> [Exercise]: Repeat what the lines below say, word for word, and skip every image.

━━━━━━━━━━

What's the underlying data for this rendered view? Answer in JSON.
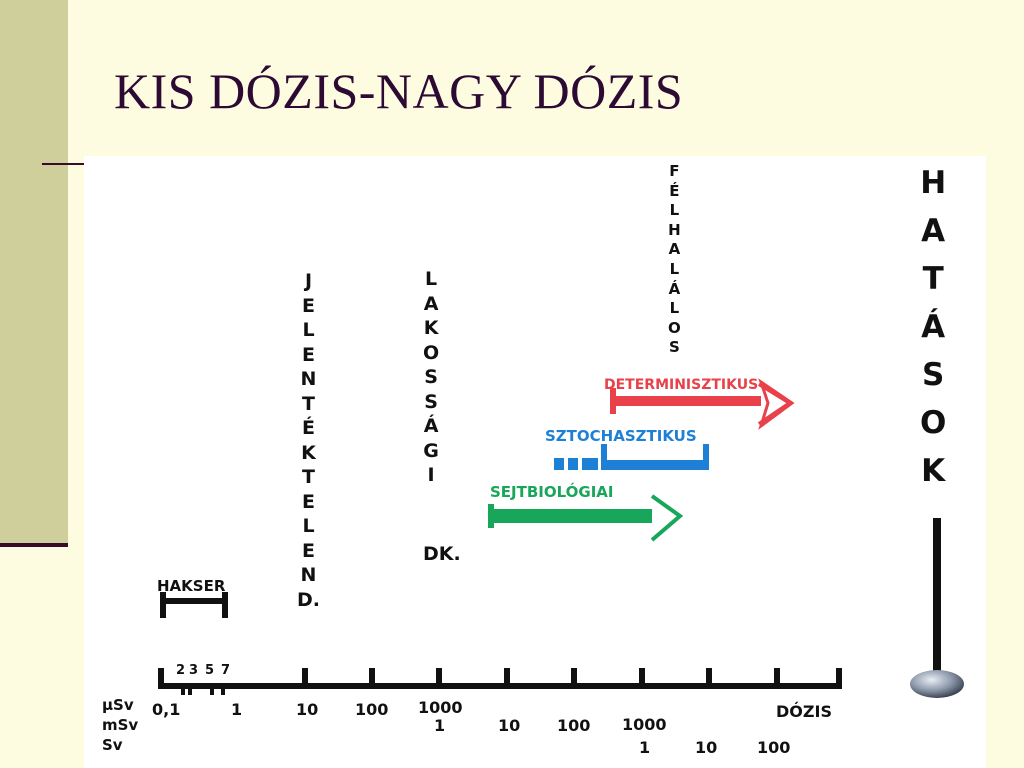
{
  "slide": {
    "title": "KIS DÓZIS-NAGY DÓZIS"
  },
  "colors": {
    "background": "#fdfbe0",
    "side_bar": "#cfcf9c",
    "title": "#2c0a33",
    "determinisztikus": "#e8414a",
    "sztochasztikus": "#1e7fd6",
    "sejtbiologiai": "#18a65a"
  },
  "figure": {
    "vertical_labels": {
      "jelentektelen": "JELENTÉKTELEND.",
      "lakossagi": "LAKOSSÁGI",
      "lakossagi_suffix": "DK.",
      "felhalalos": "FÉLHALÁLOS",
      "hatasok": "HATÁSOK"
    },
    "hakser": "HAKSER",
    "arrows": {
      "determinisztikus": "DETERMINISZTIKUS",
      "sztochasztikus": "SZTOCHASZTIKUS",
      "sejtbiologiai": "SEJTBIOLÓGIAI"
    },
    "axis": {
      "units": [
        "µSv",
        "mSv",
        "Sv"
      ],
      "small_ticks": [
        "2",
        "3",
        "5",
        "7"
      ],
      "usv_ticks": [
        "0,1",
        "1",
        "10",
        "100",
        "1000"
      ],
      "msv_ticks": [
        "1",
        "10",
        "100",
        "1000"
      ],
      "sv_ticks": [
        "1",
        "10",
        "100"
      ],
      "label": "DÓZIS"
    }
  }
}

━━━━━━━━━━

> [Task answer]:
What's the underlying data for this rendered view? Answer in JSON.
{
  "slide": {
    "title": "KIS DÓZIS-NAGY DÓZIS"
  },
  "colors": {
    "background": "#fdfbe0",
    "side_bar": "#cfcf9c",
    "title": "#2c0a33",
    "determinisztikus": "#e8414a",
    "sztochasztikus": "#1e7fd6",
    "sejtbiologiai": "#18a65a"
  },
  "figure": {
    "vertical_labels": {
      "jelentektelen": "JELENTÉKTELEND.",
      "lakossagi": "LAKOSSÁGI",
      "lakossagi_suffix": "DK.",
      "felhalalos": "FÉLHALÁLOS",
      "hatasok": "HATÁSOK"
    },
    "hakser": "HAKSER",
    "arrows": {
      "determinisztikus": "DETERMINISZTIKUS",
      "sztochasztikus": "SZTOCHASZTIKUS",
      "sejtbiologiai": "SEJTBIOLÓGIAI"
    },
    "axis": {
      "units": [
        "µSv",
        "mSv",
        "Sv"
      ],
      "small_ticks": [
        "2",
        "3",
        "5",
        "7"
      ],
      "usv_ticks": [
        "0,1",
        "1",
        "10",
        "100",
        "1000"
      ],
      "msv_ticks": [
        "1",
        "10",
        "100",
        "1000"
      ],
      "sv_ticks": [
        "1",
        "10",
        "100"
      ],
      "label": "DÓZIS"
    }
  }
}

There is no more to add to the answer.